*INSTRUCTION:* Keep the images out and copy every entry below exactly.

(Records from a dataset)
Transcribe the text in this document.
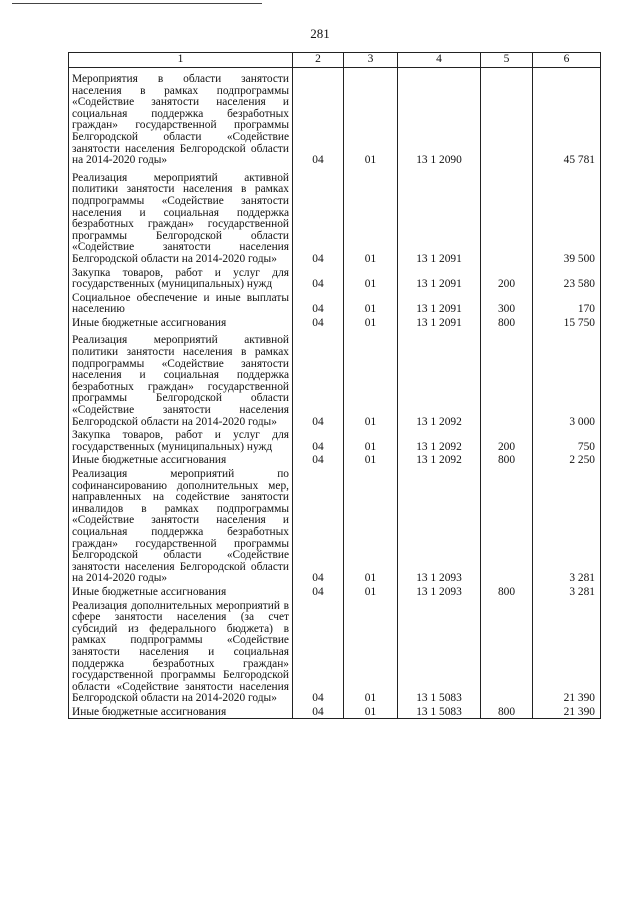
281
1	2	3	4	5	6

Мероприятия в области занятости населения в рамках подпрограммы «Содействие занятости населения и социальная поддержка безработных граждан» государственной программы Белгородской области «Содействие занятости населения Белгородской области на 2014-2020 годы»	04	01	13 1 2090		45 781

Реализация мероприятий активной политики занятости населения в рамках подпрограммы «Содействие занятости населения и социальная поддержка безработных граждан» государственной программы Белгородской области «Содействие занятости населения Белгородской области на 2014-2020 годы»	04	01	13 1 2091		39 500
Закупка товаров, работ и услуг для государственных (муниципальных) нужд	04	01	13 1 2091	200	23 580
Социальное обеспечение и иные выплаты населению	04	01	13 1 2091	300	170
Иные бюджетные ассигнования	04	01	13 1 2091	800	15 750

Реализация мероприятий активной политики занятости населения в рамках подпрограммы «Содействие занятости населения и социальная поддержка безработных граждан» государственной программы Белгородской области «Содействие занятости населения Белгородской области на 2014-2020 годы»	04	01	13 1 2092		3 000
Закупка товаров, работ и услуг для государственных (муниципальных) нужд	04	01	13 1 2092	200	750
Иные бюджетные ассигнования	04	01	13 1 2092	800	2 250
Реализация мероприятий по софинансированию дополнительных мер, направленных на содействие занятости инвалидов в рамках подпрограммы «Содействие занятости населения и социальная поддержка безработных граждан» государственной программы Белгородской области «Содействие занятости населения Белгородской области на 2014-2020 годы»	04	01	13 1 2093		3 281
Иные бюджетные ассигнования	04	01	13 1 2093	800	3 281
Реализация дополнительных мероприятий в сфере занятости населения (за счет субсидий из федерального бюджета) в рамках подпрограммы «Содействие занятости населения и социальная поддержка безработных граждан» государственной программы Белгородской области «Содействие занятости населения Белгородской области на 2014-2020 годы»	04	01	13 1 5083		21 390
Иные бюджетные ассигнования	04	01	13 1 5083	800	21 390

*COMPLETED TASK:*
Transcribe the text in this document.
281
1	2	3	4	5	6

Мероприятия в области занятости населения в рамках подпрограммы «Содействие занятости населения и социальная поддержка безработных граждан» государственной программы Белгородской области «Содействие занятости населения Белгородской области на 2014-2020 годы»	04	01	13 1 2090		45 781

Реализация мероприятий активной политики занятости населения в рамках подпрограммы «Содействие занятости населения и социальная поддержка безработных граждан» государственной программы Белгородской области «Содействие занятости населения Белгородской области на 2014-2020 годы»	04	01	13 1 2091		39 500
Закупка товаров, работ и услуг для государственных (муниципальных) нужд	04	01	13 1 2091	200	23 580
Социальное обеспечение и иные выплаты населению	04	01	13 1 2091	300	170
Иные бюджетные ассигнования	04	01	13 1 2091	800	15 750

Реализация мероприятий активной политики занятости населения в рамках подпрограммы «Содействие занятости населения и социальная поддержка безработных граждан» государственной программы Белгородской области «Содействие занятости населения Белгородской области на 2014-2020 годы»	04	01	13 1 2092		3 000
Закупка товаров, работ и услуг для государственных (муниципальных) нужд	04	01	13 1 2092	200	750
Иные бюджетные ассигнования	04	01	13 1 2092	800	2 250
Реализация мероприятий по софинансированию дополнительных мер, направленных на содействие занятости инвалидов в рамках подпрограммы «Содействие занятости населения и социальная поддержка безработных граждан» государственной программы Белгородской области «Содействие занятости населения Белгородской области на 2014-2020 годы»	04	01	13 1 2093		3 281
Иные бюджетные ассигнования	04	01	13 1 2093	800	3 281
Реализация дополнительных мероприятий в сфере занятости населения (за счет субсидий из федерального бюджета) в рамках подпрограммы «Содействие занятости населения и социальная поддержка безработных граждан» государственной программы Белгородской области «Содействие занятости населения Белгородской области на 2014-2020 годы»	04	01	13 1 5083		21 390
Иные бюджетные ассигнования	04	01	13 1 5083	800	21 390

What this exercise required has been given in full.